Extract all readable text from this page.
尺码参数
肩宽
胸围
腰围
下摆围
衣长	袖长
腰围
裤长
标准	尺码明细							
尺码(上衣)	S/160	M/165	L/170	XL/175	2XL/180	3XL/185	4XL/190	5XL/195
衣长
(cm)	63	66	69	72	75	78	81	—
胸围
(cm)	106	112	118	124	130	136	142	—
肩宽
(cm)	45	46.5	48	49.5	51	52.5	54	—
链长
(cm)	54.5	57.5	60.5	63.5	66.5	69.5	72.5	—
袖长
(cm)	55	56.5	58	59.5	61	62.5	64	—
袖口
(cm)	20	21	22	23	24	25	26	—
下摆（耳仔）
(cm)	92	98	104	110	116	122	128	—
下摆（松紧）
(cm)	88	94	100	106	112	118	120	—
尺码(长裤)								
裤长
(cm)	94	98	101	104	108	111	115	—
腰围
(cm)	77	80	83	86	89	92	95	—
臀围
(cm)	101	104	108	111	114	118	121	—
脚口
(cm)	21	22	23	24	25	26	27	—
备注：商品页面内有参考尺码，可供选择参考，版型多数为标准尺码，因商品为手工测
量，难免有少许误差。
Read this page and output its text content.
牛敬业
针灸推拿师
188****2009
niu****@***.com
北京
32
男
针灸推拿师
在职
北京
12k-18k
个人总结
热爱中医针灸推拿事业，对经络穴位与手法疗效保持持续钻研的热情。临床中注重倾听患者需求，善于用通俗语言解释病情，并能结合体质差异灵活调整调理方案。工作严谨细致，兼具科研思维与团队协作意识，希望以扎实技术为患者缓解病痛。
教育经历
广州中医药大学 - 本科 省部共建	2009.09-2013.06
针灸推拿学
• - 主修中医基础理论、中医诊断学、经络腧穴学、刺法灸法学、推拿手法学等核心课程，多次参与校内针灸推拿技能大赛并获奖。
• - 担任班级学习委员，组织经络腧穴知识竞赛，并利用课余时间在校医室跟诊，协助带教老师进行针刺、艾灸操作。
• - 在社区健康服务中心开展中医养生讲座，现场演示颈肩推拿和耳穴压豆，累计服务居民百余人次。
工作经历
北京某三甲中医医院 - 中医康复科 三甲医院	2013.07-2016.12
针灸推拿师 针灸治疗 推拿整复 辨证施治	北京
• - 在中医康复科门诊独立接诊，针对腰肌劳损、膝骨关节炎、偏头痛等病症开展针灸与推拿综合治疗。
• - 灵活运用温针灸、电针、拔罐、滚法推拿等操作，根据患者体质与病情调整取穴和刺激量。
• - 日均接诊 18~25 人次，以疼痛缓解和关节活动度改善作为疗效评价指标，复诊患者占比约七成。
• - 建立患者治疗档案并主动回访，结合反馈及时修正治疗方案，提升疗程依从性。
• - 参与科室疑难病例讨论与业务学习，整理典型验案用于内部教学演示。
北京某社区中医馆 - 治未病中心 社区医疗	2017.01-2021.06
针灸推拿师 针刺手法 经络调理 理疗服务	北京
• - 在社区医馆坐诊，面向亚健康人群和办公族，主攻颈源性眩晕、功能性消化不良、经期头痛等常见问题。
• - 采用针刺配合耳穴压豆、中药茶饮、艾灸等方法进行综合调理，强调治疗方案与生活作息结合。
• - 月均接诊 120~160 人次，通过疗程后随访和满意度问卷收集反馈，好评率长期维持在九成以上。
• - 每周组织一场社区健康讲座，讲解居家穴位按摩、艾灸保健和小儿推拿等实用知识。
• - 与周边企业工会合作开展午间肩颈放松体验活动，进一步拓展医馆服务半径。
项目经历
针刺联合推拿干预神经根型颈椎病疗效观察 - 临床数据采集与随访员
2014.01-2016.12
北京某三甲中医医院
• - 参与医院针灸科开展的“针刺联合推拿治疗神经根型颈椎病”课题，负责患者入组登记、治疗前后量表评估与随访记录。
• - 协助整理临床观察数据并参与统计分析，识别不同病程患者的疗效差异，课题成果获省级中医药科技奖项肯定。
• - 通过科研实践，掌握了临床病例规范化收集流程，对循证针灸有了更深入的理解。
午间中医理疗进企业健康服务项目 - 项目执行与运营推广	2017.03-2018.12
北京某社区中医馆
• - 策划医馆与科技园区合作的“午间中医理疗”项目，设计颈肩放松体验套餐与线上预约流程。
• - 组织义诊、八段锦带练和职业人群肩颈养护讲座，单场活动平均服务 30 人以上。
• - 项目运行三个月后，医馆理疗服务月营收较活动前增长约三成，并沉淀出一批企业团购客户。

• THE EXERCISE: Write out every line of the material again, exactly as it reads.

• RESPONSE:
Extract all readable text from this page.
尺码参数
肩宽
胸围
腰围
下摆围
衣长	袖长
腰围
裤长
标准	尺码明细							
尺码(上衣)	S/160	M/165	L/170	XL/175	2XL/180	3XL/185	4XL/190	5XL/195
衣长
(cm)	63	66	69	72	75	78	81	—
胸围
(cm)	106	112	118	124	130	136	142	—
肩宽
(cm)	45	46.5	48	49.5	51	52.5	54	—
链长
(cm)	54.5	57.5	60.5	63.5	66.5	69.5	72.5	—
袖长
(cm)	55	56.5	58	59.5	61	62.5	64	—
袖口
(cm)	20	21	22	23	24	25	26	—
下摆（耳仔）
(cm)	92	98	104	110	116	122	128	—
下摆（松紧）
(cm)	88	94	100	106	112	118	120	—
尺码(长裤)								
裤长
(cm)	94	98	101	104	108	111	115	—
腰围
(cm)	77	80	83	86	89	92	95	—
臀围
(cm)	101	104	108	111	114	118	121	—
脚口
(cm)	21	22	23	24	25	26	27	—
备注：商品页面内有参考尺码，可供选择参考，版型多数为标准尺码，因商品为手工测
量，难免有少许误差。
Read this page and output its text content.
牛敬业
针灸推拿师
188****2009
niu****@***.com
北京
32
男
针灸推拿师
在职
北京
12k-18k
个人总结
热爱中医针灸推拿事业，对经络穴位与手法疗效保持持续钻研的热情。临床中注重倾听患者需求，善于用通俗语言解释病情，并能结合体质差异灵活调整调理方案。工作严谨细致，兼具科研思维与团队协作意识，希望以扎实技术为患者缓解病痛。
教育经历
广州中医药大学 - 本科 省部共建	2009.09-2013.06
针灸推拿学
• - 主修中医基础理论、中医诊断学、经络腧穴学、刺法灸法学、推拿手法学等核心课程，多次参与校内针灸推拿技能大赛并获奖。
• - 担任班级学习委员，组织经络腧穴知识竞赛，并利用课余时间在校医室跟诊，协助带教老师进行针刺、艾灸操作。
• - 在社区健康服务中心开展中医养生讲座，现场演示颈肩推拿和耳穴压豆，累计服务居民百余人次。
工作经历
北京某三甲中医医院 - 中医康复科 三甲医院	2013.07-2016.12
针灸推拿师 针灸治疗 推拿整复 辨证施治	北京
• - 在中医康复科门诊独立接诊，针对腰肌劳损、膝骨关节炎、偏头痛等病症开展针灸与推拿综合治疗。
• - 灵活运用温针灸、电针、拔罐、滚法推拿等操作，根据患者体质与病情调整取穴和刺激量。
• - 日均接诊 18~25 人次，以疼痛缓解和关节活动度改善作为疗效评价指标，复诊患者占比约七成。
• - 建立患者治疗档案并主动回访，结合反馈及时修正治疗方案，提升疗程依从性。
• - 参与科室疑难病例讨论与业务学习，整理典型验案用于内部教学演示。
北京某社区中医馆 - 治未病中心 社区医疗	2017.01-2021.06
针灸推拿师 针刺手法 经络调理 理疗服务	北京
• - 在社区医馆坐诊，面向亚健康人群和办公族，主攻颈源性眩晕、功能性消化不良、经期头痛等常见问题。
• - 采用针刺配合耳穴压豆、中药茶饮、艾灸等方法进行综合调理，强调治疗方案与生活作息结合。
• - 月均接诊 120~160 人次，通过疗程后随访和满意度问卷收集反馈，好评率长期维持在九成以上。
• - 每周组织一场社区健康讲座，讲解居家穴位按摩、艾灸保健和小儿推拿等实用知识。
• - 与周边企业工会合作开展午间肩颈放松体验活动，进一步拓展医馆服务半径。
项目经历
针刺联合推拿干预神经根型颈椎病疗效观察 - 临床数据采集与随访员
2014.01-2016.12
北京某三甲中医医院
• - 参与医院针灸科开展的“针刺联合推拿治疗神经根型颈椎病”课题，负责患者入组登记、治疗前后量表评估与随访记录。
• - 协助整理临床观察数据并参与统计分析，识别不同病程患者的疗效差异，课题成果获省级中医药科技奖项肯定。
• - 通过科研实践，掌握了临床病例规范化收集流程，对循证针灸有了更深入的理解。
午间中医理疗进企业健康服务项目 - 项目执行与运营推广	2017.03-2018.12
北京某社区中医馆
• - 策划医馆与科技园区合作的“午间中医理疗”项目，设计颈肩放松体验套餐与线上预约流程。
• - 组织义诊、八段锦带练和职业人群肩颈养护讲座，单场活动平均服务 30 人以上。
• - 项目运行三个月后，医馆理疗服务月营收较活动前增长约三成，并沉淀出一批企业团购客户。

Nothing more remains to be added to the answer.